» 課題内容:
下に示す、経済の回復と気候変動対策やサプライチェーンについての文章を、最後の文の後から続けてください。

» 提示文:
もちろん、主目的は経済の回復だし、再生可能エネルギーは稼働後の雇用創出効果が小さいなど限界もあるが、可能な限り、気候変動対策を含め次世代につなぐ投資に向けるべきだろう。
悩ましい問題も出てきた。医療機器やマスクの不足、食料や日用品の買いだめ需要などからサプライチェーンのリスクが指摘され、国産の重要性が主張されるようになった。
他方で、日本の産業は貿易や海外投資によるエネルギーと資源などのコスト引き下げ効果、製品市場の拡大効果を存分に活用しており、それが日々の生活を支えている。

[コレクションの保存項目]
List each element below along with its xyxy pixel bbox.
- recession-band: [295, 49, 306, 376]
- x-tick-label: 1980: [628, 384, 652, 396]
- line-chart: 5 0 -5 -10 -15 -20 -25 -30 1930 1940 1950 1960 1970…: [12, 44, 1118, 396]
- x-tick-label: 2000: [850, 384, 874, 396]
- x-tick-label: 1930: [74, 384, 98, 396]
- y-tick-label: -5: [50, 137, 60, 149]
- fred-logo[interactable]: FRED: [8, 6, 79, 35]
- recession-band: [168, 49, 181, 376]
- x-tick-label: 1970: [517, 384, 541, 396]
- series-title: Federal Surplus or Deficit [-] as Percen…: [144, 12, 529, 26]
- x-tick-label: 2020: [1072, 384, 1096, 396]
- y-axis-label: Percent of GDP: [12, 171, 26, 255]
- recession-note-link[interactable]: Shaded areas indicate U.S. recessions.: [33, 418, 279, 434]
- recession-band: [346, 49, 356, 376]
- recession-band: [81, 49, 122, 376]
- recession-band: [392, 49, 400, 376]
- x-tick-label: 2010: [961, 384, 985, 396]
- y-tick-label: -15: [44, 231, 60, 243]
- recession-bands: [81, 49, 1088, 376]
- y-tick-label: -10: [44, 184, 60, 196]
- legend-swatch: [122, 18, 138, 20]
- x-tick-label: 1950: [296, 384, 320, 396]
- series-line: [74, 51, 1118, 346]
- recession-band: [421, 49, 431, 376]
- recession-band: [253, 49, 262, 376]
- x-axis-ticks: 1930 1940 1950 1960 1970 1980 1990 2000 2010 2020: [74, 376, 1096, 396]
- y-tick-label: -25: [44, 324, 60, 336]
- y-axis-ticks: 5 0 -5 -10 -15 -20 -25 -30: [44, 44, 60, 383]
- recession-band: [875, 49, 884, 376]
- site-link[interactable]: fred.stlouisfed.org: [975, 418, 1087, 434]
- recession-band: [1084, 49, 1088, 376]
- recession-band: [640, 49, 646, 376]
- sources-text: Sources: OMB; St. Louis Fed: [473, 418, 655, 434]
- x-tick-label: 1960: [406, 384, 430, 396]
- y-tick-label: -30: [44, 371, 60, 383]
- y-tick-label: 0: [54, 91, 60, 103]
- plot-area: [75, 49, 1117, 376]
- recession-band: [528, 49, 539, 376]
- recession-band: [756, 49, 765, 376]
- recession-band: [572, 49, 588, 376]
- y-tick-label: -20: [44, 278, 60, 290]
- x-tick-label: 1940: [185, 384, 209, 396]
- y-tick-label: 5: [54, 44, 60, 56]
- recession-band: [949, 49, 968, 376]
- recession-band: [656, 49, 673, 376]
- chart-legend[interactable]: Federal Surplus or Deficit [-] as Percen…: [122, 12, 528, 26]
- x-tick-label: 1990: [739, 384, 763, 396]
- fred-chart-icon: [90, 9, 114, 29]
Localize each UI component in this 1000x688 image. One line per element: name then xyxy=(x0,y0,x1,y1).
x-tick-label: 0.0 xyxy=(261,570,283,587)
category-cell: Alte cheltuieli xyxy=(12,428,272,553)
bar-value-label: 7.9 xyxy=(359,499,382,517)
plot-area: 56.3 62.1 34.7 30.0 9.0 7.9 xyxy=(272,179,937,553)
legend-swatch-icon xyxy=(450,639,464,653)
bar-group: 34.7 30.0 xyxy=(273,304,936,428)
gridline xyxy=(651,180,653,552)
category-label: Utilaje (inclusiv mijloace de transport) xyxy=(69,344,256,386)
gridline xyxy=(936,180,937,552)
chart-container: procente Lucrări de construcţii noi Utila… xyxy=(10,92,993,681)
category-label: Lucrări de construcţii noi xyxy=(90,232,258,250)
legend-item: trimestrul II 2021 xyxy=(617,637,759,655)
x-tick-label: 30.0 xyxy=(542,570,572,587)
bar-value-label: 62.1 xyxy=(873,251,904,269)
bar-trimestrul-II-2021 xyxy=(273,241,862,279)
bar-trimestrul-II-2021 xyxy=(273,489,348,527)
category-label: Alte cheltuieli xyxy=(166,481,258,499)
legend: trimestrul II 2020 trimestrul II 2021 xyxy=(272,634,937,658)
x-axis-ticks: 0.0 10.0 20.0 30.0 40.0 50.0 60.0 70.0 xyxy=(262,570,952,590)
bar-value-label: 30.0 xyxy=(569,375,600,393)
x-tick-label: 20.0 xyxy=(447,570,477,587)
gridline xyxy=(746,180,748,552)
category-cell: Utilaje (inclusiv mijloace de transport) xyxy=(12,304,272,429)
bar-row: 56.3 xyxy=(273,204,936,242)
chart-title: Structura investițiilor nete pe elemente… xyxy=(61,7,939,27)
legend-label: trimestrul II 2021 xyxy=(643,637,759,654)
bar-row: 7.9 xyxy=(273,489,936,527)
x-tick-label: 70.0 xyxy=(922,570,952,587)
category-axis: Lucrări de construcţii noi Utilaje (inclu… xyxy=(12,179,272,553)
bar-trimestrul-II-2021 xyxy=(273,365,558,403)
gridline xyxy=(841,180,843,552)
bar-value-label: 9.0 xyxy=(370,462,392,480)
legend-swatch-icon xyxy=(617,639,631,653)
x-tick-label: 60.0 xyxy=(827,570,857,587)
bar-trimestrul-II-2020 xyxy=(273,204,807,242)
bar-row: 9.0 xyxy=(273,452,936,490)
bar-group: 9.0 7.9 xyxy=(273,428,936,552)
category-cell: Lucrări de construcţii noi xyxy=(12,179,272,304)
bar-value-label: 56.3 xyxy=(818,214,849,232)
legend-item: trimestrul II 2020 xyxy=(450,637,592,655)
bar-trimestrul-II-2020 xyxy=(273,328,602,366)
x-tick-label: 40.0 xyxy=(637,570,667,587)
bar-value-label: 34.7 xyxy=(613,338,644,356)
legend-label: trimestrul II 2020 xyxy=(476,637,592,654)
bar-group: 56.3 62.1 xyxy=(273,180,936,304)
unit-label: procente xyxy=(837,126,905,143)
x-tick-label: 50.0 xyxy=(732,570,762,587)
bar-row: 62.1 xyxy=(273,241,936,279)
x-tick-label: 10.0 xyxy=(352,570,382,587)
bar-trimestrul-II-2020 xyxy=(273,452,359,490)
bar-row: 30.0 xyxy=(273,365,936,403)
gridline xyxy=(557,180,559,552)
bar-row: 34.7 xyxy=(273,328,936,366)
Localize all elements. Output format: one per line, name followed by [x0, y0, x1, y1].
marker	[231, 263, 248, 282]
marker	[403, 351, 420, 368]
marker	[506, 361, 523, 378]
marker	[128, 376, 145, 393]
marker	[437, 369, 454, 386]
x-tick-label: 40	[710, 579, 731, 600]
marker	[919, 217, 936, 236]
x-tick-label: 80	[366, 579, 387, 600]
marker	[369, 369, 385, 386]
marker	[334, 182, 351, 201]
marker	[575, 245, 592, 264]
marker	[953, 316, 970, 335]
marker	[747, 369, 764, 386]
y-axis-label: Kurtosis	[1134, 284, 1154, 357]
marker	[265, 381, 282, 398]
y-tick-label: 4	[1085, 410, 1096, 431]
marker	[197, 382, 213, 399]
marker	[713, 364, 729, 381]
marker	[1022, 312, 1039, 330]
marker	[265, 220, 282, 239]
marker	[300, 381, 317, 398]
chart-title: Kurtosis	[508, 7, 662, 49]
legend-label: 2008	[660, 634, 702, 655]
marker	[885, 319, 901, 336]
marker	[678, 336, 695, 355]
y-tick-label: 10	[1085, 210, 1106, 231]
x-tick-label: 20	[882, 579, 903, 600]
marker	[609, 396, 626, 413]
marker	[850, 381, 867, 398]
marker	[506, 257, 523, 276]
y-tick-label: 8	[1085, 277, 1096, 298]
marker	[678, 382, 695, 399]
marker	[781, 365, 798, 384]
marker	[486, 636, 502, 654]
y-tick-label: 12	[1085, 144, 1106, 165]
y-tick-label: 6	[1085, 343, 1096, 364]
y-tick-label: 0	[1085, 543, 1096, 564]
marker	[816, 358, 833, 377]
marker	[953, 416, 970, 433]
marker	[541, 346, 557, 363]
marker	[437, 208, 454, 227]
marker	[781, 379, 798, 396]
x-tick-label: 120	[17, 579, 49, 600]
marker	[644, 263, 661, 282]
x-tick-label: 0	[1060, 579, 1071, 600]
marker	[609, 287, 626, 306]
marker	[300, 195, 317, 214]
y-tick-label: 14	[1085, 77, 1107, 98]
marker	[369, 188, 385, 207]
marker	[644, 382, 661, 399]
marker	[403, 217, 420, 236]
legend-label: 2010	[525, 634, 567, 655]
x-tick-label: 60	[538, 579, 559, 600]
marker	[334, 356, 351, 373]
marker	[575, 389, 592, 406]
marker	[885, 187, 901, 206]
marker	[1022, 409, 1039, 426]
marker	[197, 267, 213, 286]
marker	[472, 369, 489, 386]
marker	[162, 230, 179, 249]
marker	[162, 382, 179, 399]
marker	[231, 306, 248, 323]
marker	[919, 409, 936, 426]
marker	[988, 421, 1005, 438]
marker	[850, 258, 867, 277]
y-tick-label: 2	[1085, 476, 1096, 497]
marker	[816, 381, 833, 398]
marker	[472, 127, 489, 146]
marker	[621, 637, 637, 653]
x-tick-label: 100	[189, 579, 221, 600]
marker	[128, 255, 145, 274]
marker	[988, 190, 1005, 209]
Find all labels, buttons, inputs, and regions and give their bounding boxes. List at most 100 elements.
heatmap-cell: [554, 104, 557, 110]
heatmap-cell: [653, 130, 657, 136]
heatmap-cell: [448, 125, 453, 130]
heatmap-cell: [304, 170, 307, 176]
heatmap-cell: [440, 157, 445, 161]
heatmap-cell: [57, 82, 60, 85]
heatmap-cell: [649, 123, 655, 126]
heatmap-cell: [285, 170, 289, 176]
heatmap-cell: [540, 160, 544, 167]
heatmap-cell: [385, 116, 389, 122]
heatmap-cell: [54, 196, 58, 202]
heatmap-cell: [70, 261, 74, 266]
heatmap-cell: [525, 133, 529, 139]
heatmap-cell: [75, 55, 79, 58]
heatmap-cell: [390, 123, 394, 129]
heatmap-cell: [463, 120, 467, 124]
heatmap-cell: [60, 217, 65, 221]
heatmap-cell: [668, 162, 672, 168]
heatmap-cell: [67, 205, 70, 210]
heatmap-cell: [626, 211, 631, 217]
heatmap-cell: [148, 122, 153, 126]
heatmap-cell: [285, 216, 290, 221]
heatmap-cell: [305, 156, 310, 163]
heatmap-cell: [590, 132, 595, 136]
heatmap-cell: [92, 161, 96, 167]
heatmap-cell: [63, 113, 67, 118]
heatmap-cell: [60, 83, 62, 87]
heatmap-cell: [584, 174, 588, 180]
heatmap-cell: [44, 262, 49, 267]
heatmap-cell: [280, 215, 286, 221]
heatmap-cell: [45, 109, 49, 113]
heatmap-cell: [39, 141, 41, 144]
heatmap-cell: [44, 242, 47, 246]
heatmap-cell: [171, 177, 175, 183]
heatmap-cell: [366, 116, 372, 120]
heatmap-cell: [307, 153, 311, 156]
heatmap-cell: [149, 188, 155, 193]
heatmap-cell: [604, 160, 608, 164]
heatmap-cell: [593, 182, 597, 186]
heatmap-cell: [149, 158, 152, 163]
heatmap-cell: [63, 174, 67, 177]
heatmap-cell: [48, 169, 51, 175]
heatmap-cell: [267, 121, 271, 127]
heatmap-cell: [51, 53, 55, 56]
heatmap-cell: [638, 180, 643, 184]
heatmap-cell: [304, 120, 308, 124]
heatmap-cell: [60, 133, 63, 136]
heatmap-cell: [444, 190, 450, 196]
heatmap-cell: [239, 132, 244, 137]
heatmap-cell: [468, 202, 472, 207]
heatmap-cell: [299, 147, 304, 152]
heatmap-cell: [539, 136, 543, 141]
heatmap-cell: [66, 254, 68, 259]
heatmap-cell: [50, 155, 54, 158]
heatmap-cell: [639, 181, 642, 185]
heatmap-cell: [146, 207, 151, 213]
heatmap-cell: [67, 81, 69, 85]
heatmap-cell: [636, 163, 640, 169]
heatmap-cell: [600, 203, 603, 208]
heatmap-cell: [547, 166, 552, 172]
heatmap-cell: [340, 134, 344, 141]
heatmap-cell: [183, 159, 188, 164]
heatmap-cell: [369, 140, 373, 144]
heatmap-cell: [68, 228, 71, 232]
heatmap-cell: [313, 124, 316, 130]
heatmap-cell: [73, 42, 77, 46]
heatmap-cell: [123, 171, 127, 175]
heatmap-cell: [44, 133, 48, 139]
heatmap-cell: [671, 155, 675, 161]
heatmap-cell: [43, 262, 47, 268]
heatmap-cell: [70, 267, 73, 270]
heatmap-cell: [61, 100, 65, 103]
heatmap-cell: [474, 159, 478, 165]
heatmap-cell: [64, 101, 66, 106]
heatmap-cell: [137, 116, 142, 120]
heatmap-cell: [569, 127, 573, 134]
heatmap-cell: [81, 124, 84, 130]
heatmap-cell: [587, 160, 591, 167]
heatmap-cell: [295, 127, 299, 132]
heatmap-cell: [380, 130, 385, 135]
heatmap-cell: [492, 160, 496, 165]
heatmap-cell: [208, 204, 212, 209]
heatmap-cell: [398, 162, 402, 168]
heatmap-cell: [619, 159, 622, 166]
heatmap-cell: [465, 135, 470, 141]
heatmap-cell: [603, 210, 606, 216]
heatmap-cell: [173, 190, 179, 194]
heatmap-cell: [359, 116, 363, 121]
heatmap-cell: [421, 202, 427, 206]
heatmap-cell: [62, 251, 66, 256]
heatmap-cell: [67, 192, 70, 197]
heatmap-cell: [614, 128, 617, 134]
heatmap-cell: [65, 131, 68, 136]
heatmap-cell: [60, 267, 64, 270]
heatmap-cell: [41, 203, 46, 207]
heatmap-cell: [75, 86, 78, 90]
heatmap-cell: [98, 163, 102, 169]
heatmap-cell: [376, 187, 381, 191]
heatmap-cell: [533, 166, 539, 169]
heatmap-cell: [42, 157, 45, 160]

» 作業結果:
昨今のナショナリズムの高まりと相まって、各国が極端に国産指向になると、効率の悪い設備の生産も増える。そうなれば排出量も増え、削減コストも増加する。持続可能な社会には、サプライチェーンの複数化などの工夫により、貿易の利益、安全保障、そして気候変動対策のバランスが必要だろう。
コロナウイルスの治療法にめどがついても感染収束には2~3年かかるのでは、という見方もあり、出口はなかなか見えない。だが今は長期的視点で、ピンチをチャンスに変える気候変動戦略を練るべきだろう。